## Extracted information

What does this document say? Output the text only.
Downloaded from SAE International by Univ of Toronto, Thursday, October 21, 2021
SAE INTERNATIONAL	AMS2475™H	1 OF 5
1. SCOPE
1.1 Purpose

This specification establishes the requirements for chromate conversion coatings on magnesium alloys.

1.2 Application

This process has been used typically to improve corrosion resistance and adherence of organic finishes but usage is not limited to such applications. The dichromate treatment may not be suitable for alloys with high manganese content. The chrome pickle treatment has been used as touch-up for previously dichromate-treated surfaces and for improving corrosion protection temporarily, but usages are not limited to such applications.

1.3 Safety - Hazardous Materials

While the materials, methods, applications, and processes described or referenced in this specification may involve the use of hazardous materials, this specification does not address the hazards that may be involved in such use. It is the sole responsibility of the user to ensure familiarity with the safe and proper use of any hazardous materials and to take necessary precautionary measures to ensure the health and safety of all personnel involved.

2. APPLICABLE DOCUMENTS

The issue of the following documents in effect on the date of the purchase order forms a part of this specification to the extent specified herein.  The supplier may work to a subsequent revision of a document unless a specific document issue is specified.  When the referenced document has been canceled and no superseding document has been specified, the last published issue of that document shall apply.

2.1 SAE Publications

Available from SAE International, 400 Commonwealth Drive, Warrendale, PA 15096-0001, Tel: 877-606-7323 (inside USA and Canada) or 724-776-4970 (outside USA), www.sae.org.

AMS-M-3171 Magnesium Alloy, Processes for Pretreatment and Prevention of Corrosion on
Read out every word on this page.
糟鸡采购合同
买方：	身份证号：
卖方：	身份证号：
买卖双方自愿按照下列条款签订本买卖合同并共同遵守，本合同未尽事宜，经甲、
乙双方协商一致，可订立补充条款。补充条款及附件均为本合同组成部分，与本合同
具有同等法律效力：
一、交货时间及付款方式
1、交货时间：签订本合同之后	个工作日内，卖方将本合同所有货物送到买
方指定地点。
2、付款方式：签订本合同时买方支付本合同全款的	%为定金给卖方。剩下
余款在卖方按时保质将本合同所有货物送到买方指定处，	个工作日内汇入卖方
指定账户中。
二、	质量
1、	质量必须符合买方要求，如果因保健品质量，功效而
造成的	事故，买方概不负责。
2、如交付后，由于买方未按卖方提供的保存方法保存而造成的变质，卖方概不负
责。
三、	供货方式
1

## Problem requirements
Copy down the whole of the data above, matching it exactly.

## Solution
What does this document say? Output the text only.
Downloaded from SAE International by Univ of Toronto, Thursday, October 21, 2021
SAE INTERNATIONAL	AMS2475™H	1 OF 5
1. SCOPE
1.1 Purpose

This specification establishes the requirements for chromate conversion coatings on magnesium alloys.

1.2 Application

This process has been used typically to improve corrosion resistance and adherence of organic finishes but usage is not limited to such applications. The dichromate treatment may not be suitable for alloys with high manganese content. The chrome pickle treatment has been used as touch-up for previously dichromate-treated surfaces and for improving corrosion protection temporarily, but usages are not limited to such applications.

1.3 Safety - Hazardous Materials

While the materials, methods, applications, and processes described or referenced in this specification may involve the use of hazardous materials, this specification does not address the hazards that may be involved in such use. It is the sole responsibility of the user to ensure familiarity with the safe and proper use of any hazardous materials and to take necessary precautionary measures to ensure the health and safety of all personnel involved.

2. APPLICABLE DOCUMENTS

The issue of the following documents in effect on the date of the purchase order forms a part of this specification to the extent specified herein.  The supplier may work to a subsequent revision of a document unless a specific document issue is specified.  When the referenced document has been canceled and no superseding document has been specified, the last published issue of that document shall apply.

2.1 SAE Publications

Available from SAE International, 400 Commonwealth Drive, Warrendale, PA 15096-0001, Tel: 877-606-7323 (inside USA and Canada) or 724-776-4970 (outside USA), www.sae.org.

AMS-M-3171 Magnesium Alloy, Processes for Pretreatment and Prevention of Corrosion on
Read out every word on this page.
糟鸡采购合同
买方：	身份证号：
卖方：	身份证号：
买卖双方自愿按照下列条款签订本买卖合同并共同遵守，本合同未尽事宜，经甲、
乙双方协商一致，可订立补充条款。补充条款及附件均为本合同组成部分，与本合同
具有同等法律效力：
一、交货时间及付款方式
1、交货时间：签订本合同之后	个工作日内，卖方将本合同所有货物送到买
方指定地点。
2、付款方式：签订本合同时买方支付本合同全款的	%为定金给卖方。剩下
余款在卖方按时保质将本合同所有货物送到买方指定处，	个工作日内汇入卖方
指定账户中。
二、	质量
1、	质量必须符合买方要求，如果因保健品质量，功效而
造成的	事故，买方概不负责。
2、如交付后，由于买方未按卖方提供的保存方法保存而造成的变质，卖方概不负
责。
三、	供货方式
1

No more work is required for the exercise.